[A run of records]
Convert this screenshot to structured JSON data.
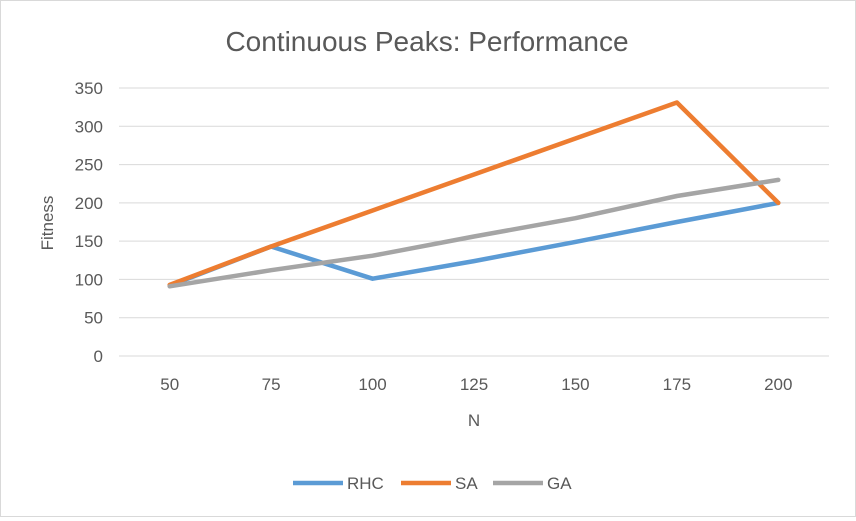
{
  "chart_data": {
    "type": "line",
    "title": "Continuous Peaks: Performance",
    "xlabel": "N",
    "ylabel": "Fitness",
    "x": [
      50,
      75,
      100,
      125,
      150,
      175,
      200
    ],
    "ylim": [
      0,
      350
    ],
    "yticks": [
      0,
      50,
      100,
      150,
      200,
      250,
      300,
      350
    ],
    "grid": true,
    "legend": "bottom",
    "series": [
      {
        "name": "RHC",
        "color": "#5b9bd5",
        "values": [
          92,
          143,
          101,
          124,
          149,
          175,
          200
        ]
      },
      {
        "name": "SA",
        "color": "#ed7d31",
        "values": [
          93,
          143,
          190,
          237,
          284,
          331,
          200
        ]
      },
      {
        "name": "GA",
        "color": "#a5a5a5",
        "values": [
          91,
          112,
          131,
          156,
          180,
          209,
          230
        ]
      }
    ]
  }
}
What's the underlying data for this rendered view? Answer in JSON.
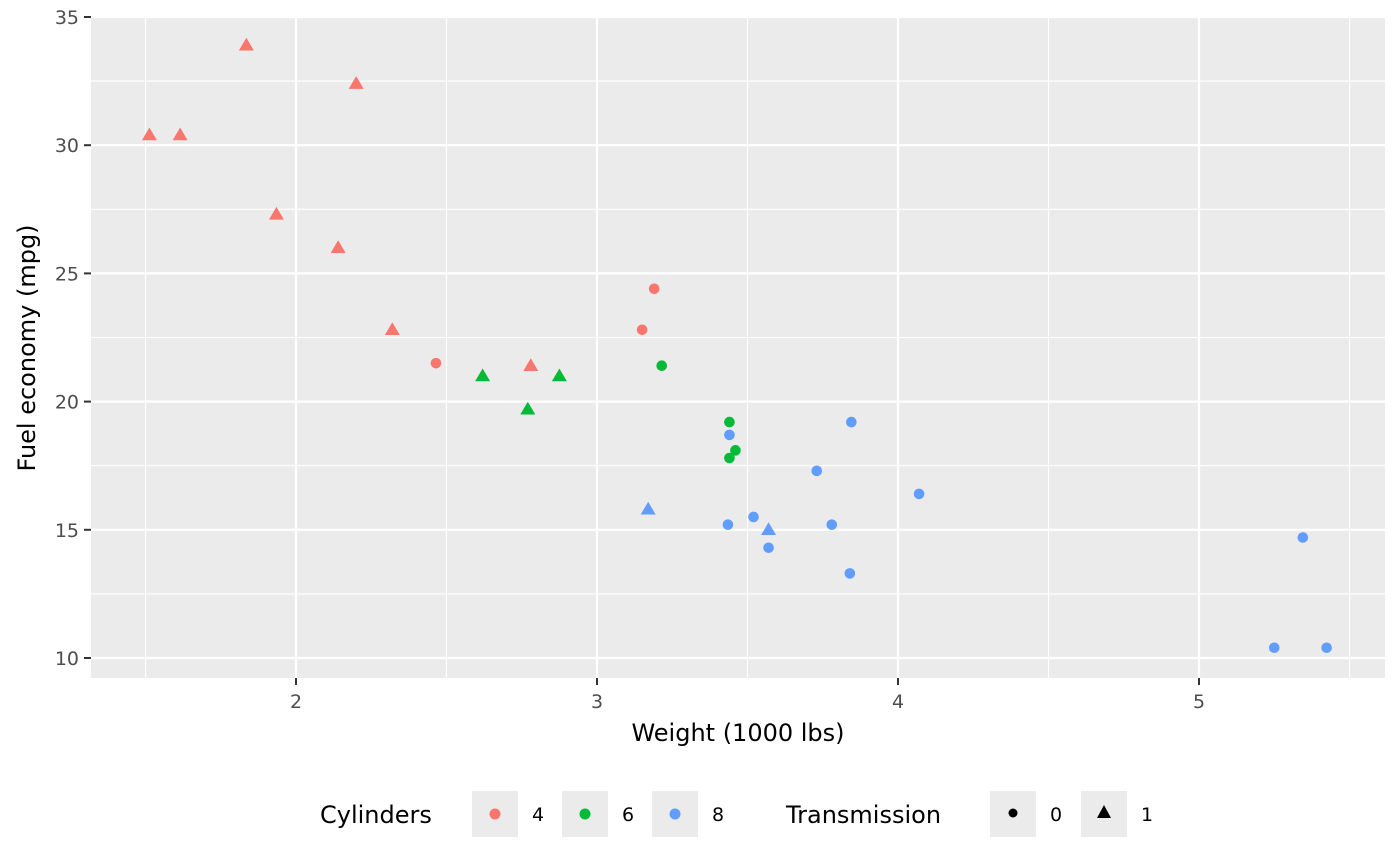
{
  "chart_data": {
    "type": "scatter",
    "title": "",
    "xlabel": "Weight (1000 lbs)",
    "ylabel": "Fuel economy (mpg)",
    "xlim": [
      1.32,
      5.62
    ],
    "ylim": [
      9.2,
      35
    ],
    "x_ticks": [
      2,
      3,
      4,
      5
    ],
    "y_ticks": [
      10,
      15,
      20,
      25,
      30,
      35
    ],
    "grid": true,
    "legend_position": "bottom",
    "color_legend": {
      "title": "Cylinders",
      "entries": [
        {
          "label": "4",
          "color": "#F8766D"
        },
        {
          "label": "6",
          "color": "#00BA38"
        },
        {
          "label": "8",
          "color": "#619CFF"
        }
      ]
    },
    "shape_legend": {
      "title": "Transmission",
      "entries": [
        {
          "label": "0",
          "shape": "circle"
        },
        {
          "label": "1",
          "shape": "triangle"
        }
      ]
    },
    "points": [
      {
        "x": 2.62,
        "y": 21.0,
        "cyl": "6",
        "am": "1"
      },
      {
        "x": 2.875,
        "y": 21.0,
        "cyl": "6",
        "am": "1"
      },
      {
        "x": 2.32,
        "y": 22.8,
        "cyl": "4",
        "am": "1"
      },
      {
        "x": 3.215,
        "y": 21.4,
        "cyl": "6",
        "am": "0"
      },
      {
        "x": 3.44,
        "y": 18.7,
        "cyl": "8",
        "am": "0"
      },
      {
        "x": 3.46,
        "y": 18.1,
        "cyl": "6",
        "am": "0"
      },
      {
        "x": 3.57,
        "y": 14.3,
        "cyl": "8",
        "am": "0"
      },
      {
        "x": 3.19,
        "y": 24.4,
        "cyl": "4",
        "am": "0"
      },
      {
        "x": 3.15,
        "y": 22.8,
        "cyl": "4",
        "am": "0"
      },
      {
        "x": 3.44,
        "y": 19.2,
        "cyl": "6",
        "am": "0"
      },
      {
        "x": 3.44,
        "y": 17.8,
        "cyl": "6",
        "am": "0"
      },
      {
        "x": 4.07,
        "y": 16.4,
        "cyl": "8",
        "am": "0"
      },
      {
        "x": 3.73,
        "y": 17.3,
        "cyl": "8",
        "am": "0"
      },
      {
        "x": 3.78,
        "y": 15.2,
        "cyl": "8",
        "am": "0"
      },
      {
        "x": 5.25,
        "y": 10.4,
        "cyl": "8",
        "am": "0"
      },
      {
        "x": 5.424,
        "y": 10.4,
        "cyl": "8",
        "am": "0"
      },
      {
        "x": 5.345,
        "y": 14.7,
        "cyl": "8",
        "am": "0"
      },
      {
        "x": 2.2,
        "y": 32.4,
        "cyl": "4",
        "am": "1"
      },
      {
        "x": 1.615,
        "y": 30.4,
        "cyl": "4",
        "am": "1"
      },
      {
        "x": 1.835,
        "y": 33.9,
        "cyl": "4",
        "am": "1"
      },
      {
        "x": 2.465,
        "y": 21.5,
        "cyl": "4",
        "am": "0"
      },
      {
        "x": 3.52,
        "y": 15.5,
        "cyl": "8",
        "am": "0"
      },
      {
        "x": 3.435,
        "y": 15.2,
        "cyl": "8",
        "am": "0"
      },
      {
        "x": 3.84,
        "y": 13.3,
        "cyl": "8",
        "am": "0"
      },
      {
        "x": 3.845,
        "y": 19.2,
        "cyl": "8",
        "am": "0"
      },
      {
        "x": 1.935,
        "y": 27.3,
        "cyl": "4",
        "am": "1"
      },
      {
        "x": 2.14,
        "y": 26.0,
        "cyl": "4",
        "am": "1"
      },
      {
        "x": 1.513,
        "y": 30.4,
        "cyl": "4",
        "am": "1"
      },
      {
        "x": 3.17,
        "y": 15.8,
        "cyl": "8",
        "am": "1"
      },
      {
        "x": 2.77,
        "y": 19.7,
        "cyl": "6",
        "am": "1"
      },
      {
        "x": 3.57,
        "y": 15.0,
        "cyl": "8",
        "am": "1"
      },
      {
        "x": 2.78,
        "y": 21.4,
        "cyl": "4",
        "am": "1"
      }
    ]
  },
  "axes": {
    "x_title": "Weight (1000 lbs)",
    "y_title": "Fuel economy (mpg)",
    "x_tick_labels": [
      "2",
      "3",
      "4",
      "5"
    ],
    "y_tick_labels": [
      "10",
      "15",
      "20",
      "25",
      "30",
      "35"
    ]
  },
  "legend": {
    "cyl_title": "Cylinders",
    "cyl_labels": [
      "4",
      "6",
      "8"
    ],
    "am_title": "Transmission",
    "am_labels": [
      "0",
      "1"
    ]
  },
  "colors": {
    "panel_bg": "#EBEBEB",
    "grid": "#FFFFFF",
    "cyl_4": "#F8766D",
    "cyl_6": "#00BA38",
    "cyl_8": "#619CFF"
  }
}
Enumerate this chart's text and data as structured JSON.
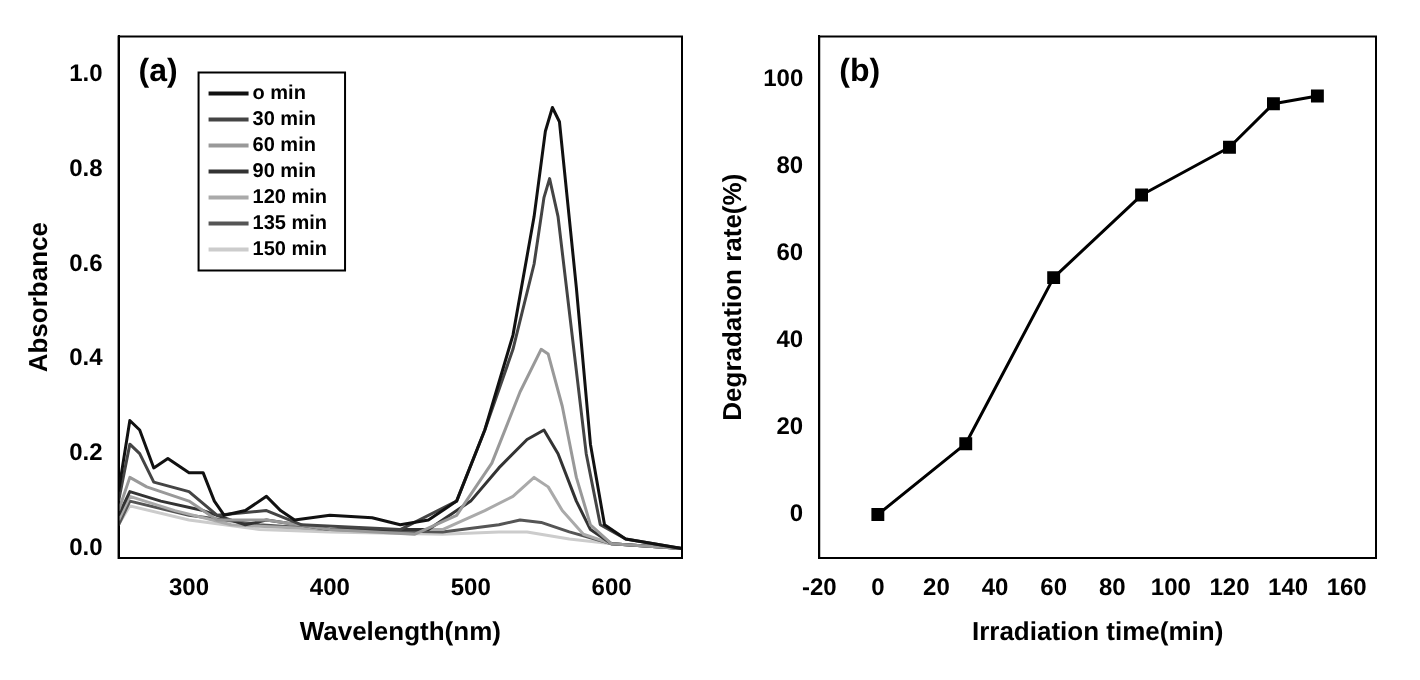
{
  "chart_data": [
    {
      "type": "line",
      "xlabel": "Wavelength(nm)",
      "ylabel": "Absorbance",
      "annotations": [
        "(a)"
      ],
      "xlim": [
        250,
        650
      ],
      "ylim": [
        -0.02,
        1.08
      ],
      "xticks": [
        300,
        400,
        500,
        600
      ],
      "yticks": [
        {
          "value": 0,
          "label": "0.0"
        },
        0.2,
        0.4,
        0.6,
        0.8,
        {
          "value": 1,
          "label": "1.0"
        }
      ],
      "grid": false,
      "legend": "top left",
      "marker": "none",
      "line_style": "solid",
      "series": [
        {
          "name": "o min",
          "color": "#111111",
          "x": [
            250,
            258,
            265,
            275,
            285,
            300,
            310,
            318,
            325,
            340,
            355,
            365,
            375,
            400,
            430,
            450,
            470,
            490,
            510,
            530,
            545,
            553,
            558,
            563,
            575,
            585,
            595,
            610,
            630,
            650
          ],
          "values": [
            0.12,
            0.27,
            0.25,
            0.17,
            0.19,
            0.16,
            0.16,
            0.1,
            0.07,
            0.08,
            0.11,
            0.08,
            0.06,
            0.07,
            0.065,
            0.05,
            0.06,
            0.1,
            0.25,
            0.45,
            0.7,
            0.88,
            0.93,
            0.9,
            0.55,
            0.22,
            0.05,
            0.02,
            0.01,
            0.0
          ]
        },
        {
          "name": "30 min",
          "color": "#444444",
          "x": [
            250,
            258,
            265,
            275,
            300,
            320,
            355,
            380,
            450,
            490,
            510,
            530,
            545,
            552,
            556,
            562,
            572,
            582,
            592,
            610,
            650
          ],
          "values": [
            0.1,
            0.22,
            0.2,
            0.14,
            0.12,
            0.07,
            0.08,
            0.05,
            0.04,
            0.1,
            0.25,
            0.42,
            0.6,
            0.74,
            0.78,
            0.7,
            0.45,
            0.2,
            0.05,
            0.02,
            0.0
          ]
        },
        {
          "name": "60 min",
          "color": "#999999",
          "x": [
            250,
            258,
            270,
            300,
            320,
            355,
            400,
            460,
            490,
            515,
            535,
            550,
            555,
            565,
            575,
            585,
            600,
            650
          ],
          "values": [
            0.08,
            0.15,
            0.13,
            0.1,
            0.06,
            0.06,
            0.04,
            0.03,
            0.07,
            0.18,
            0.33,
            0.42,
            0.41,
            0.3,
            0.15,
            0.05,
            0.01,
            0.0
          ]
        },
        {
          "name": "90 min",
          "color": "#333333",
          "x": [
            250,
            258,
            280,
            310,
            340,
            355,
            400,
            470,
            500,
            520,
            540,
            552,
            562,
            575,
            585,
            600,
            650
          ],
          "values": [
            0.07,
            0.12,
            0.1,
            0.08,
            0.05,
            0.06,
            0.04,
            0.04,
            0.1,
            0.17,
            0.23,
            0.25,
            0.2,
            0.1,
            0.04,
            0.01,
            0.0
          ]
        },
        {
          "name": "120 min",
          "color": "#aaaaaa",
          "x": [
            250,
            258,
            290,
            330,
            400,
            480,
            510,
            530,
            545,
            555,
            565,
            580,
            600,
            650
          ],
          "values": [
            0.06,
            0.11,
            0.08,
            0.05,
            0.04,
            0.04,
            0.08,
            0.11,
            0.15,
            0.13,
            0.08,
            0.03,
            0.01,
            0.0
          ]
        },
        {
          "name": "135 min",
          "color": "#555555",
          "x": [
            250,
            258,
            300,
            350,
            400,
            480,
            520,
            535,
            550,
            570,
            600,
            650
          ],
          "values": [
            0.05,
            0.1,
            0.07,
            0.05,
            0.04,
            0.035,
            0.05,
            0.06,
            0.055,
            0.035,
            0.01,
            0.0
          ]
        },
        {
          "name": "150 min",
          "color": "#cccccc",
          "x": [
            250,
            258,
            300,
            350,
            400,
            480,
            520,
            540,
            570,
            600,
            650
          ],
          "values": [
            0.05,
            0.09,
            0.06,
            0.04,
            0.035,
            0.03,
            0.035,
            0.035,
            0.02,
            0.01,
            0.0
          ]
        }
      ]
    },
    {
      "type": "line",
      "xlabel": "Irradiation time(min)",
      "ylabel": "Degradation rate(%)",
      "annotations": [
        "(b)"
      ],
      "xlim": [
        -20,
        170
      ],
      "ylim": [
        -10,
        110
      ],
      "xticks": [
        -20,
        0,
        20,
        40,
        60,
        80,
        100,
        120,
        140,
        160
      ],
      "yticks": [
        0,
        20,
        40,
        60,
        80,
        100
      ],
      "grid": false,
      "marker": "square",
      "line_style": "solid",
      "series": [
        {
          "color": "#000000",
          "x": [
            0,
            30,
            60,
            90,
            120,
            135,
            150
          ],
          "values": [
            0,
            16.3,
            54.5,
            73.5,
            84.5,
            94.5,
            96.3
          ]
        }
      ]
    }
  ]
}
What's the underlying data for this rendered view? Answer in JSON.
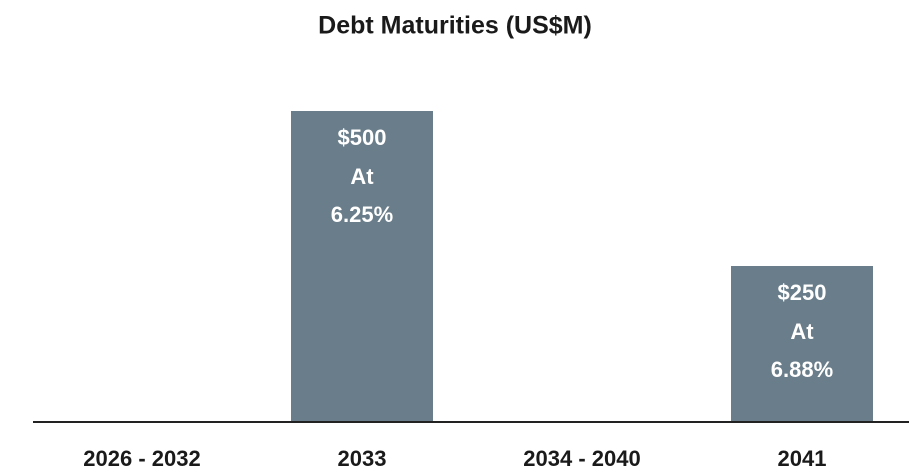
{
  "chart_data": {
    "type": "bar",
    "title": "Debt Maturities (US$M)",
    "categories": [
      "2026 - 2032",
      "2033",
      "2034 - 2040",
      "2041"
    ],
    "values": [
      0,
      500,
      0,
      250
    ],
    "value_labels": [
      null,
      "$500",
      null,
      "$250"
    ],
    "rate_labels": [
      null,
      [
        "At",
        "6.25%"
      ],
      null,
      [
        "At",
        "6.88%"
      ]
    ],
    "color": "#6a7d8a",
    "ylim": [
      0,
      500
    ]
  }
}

• Job: Using the records above, gather all lines where the string "name" is present.

• Complete response:
        "name": "RHC",
        "name": "SA",
        "name": "GA",
          "name": "o min",
          "name": "30 min",
          "name": "60 min",
          "name": "90 min",
          "name": "120 min",
          "name": "135 min",
          "name": "150 min",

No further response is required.